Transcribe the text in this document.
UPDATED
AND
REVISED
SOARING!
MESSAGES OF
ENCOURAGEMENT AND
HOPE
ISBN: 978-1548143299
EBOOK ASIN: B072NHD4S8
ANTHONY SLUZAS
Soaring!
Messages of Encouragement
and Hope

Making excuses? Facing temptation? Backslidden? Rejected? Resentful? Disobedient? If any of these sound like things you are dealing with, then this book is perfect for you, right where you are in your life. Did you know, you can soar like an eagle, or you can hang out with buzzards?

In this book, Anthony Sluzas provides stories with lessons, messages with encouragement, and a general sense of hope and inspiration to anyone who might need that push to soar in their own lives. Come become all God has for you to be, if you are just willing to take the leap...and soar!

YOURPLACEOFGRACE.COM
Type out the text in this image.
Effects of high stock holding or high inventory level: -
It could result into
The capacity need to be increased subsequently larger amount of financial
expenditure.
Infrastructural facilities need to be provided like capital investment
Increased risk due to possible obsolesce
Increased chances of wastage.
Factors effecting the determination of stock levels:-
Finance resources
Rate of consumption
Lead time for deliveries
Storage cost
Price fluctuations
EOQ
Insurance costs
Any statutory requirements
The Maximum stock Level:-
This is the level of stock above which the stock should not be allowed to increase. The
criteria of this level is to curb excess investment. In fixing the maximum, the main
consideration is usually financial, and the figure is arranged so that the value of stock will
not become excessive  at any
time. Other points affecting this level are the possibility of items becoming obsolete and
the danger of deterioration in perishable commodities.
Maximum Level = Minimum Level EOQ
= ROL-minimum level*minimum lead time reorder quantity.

________________________

What you will do =>
Give only the number of lines in the preceding material that contain the string "like".

Complete output =>
2